▶ **Source**:

# # #

Are there any issues about him having to choose between his family and you? Is he tied to Mommy's apron strings, for example, or torn between loyalty to family (and the need to spend time with them) and loyalty to you?


----------



## Cnixon (Mar 13, 2013)

EXACTLY!!! We had another argument yesterday about him cutting the ambilical cord from the family and be a man (another thing on the list of things he cant forgive me) I am always left feeling like he picks his family over me. On our wedding night he was going to leave me at the hotel just to go have a drink with his cousins. Even now throughout this situation I read a text msg from his sister about how the family doesnt like me and that they want him to leave me,but I guess when he left he had to find away to make himself look like the victim and it was at my expense. 
And its abvious that he is torn between them and me. When he is with me at home you can tell that he really wants to be there however when he gets the "pep" talk from someone from the family he just changes.

I love my husband and would love for it to work but now Im not even sure that I want to deal with a momma's boy forever...


----------



## Voltaire (Feb 5, 2013)

Cnixon said:


> EXACTLY!!! We had another argument yesterday about him cutting the ambilical cord from the family and be a man (another thing on the list of things he cant forgive me) I am always left feeling like he picks his family over me. On our wedding night he was going to leave me at the hotel just to go have a drink with his cousins. Even now throughout this situation I read a text msg from his sister about how the family doesnt like me and that they want him to leave me,but I guess when he left he had to find away to make himself look like the victim and it was at my expense.
> And its abvious that he is torn between them and me. When he is with me at home you can tell that he really wants to be there however when he gets the "pep" talk from someone from the family he just changes.
> 
> I love my husband and would love for it to work but now Im not even sure that I want to deal with a momma's boy forever...

# # #

▶ **Supplied entries**:
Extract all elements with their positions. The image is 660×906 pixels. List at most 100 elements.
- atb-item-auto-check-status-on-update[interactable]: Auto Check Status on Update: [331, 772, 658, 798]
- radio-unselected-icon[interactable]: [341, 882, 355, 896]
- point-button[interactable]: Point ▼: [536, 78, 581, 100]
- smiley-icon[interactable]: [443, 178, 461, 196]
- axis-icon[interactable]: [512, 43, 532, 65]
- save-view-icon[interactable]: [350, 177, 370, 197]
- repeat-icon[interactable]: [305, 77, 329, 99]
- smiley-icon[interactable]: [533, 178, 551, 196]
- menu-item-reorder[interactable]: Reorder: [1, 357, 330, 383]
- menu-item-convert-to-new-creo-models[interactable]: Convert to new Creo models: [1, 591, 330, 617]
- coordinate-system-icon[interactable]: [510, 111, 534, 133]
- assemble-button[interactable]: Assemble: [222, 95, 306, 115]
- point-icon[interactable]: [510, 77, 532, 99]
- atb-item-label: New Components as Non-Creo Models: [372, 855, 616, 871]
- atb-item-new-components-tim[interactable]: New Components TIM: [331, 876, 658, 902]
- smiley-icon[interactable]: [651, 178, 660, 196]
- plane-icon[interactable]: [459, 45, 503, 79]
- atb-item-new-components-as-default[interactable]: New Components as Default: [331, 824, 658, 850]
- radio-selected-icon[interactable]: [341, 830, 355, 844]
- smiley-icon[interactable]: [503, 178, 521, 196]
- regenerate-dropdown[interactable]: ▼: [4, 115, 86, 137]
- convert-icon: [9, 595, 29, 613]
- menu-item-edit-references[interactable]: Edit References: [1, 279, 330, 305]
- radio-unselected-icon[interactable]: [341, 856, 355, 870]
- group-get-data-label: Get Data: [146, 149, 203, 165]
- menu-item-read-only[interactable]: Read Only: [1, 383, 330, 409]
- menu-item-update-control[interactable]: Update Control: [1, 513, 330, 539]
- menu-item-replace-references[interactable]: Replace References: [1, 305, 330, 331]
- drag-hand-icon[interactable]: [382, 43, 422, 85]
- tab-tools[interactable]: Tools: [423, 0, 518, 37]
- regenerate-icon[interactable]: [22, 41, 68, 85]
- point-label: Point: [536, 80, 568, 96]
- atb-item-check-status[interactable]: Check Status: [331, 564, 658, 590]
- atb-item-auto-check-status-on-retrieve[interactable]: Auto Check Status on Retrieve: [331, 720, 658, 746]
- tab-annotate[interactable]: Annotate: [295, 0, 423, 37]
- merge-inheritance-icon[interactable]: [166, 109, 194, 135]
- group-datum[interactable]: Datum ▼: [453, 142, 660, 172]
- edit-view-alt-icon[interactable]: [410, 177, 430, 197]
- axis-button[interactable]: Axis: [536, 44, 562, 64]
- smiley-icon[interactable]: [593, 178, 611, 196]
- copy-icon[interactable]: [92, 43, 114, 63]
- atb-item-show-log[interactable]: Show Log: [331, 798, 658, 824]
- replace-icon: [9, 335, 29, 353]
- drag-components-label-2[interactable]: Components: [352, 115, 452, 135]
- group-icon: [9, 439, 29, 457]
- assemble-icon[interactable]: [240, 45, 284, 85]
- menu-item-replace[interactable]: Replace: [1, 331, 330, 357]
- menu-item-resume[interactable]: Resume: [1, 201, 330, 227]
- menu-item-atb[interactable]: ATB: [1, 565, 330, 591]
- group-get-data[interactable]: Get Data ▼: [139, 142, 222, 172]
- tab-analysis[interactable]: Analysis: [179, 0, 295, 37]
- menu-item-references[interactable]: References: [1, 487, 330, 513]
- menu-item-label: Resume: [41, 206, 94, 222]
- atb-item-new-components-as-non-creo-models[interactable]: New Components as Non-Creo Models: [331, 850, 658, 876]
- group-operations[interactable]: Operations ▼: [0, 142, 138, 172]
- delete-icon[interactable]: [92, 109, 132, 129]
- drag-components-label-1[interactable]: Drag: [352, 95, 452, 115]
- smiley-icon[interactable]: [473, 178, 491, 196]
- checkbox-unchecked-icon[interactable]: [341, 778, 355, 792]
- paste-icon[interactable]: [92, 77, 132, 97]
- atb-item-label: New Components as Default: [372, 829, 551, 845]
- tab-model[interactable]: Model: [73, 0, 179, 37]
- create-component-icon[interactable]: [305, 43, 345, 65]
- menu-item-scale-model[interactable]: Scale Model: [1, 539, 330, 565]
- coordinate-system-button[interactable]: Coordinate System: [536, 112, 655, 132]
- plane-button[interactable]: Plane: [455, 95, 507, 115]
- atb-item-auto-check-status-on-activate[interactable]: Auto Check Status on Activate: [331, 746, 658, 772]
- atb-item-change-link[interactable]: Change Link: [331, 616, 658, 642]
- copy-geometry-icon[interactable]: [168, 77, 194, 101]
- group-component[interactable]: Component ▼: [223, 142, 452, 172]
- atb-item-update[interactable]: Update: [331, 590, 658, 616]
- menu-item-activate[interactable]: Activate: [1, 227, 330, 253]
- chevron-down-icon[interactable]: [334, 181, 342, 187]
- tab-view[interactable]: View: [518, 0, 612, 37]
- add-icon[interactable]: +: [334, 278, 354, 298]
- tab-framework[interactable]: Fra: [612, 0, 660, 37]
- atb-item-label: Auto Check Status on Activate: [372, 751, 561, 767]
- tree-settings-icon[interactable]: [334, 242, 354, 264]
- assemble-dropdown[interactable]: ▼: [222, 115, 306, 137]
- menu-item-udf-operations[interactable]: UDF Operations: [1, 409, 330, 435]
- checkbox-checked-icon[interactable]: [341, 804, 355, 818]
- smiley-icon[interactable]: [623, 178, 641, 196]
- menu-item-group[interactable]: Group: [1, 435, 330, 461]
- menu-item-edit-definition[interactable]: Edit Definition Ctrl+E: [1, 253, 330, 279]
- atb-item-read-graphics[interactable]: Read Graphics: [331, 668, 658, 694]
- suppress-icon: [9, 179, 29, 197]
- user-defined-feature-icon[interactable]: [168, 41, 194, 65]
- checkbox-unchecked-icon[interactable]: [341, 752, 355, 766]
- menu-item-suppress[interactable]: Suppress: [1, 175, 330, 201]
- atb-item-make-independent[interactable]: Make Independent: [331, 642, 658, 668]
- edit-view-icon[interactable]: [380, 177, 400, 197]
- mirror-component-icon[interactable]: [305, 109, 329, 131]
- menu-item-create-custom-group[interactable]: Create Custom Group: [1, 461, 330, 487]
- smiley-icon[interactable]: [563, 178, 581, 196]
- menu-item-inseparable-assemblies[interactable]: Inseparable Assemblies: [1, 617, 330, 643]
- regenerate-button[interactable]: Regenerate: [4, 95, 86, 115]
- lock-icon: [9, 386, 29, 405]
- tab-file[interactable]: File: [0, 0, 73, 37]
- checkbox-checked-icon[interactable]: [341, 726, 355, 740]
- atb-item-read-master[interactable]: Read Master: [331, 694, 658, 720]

# # #

▶ **Tasks**:
A. Answer these from the forum thread about the husband and his family:
(i) What was the husband going to do on the wedding night?
(ii) Who wrote the text message about the family not liking Cnixon?
(iii) According to Cnixon, what makes the husband change?
B. Write what comes next in the forum thread about the husband and his family, picking up after the last quoted line.

▶ **Answers given**:
A.
(i) He was going to leave her at the hotel to go have a drink with his cousins.
(ii) His sister.
(iii) Getting the "pep" talk from someone from the family.

B.
Well then, I'm afraid it's very clear and easy. Either you are his top priority or his family is. He has to choose. You being his top priority doesn't mean that he never gets to see his family, but that you have first call on his time, his emotional energy and his loyalty. 

He must understand, though, that if he chooses the family over you then it's over. You are too good, worth too much, to play second fiddle all your life. If you accept that you will have a lousy marriage. 

For your own sake you must make him choose and you must make him stick by what he says. You must be prepared to do what is necessary if he chooses family over you. I know it's hard, but it will be far, far harder if you sweep this issue under the carpet. It will mean years of heartache for you.


EDIT: It may well be, of course, that he initially chooses family over you but that after a period of reflection he realises the error of his ways. So be tough with him, but be prepared to talk - but don't allow yourself to get your hopes up or to weaken.


----------



## happyman64 (Jan 12, 2012)

:iagree:

Volt is right on the money again.


----------



## Voltaire (Feb 5, 2013)

happyman64 said:


> :iagree:
> 
> Volt is right on the money again.


Shame I never am with my own situation :scratchhead:


----------



## happyman64 (Jan 12, 2012)

Voltaire said:


> Shame I never am with my own situation :scratchhead:


Because you are too close to it.

How can you think straight when you are being used as a punching bag.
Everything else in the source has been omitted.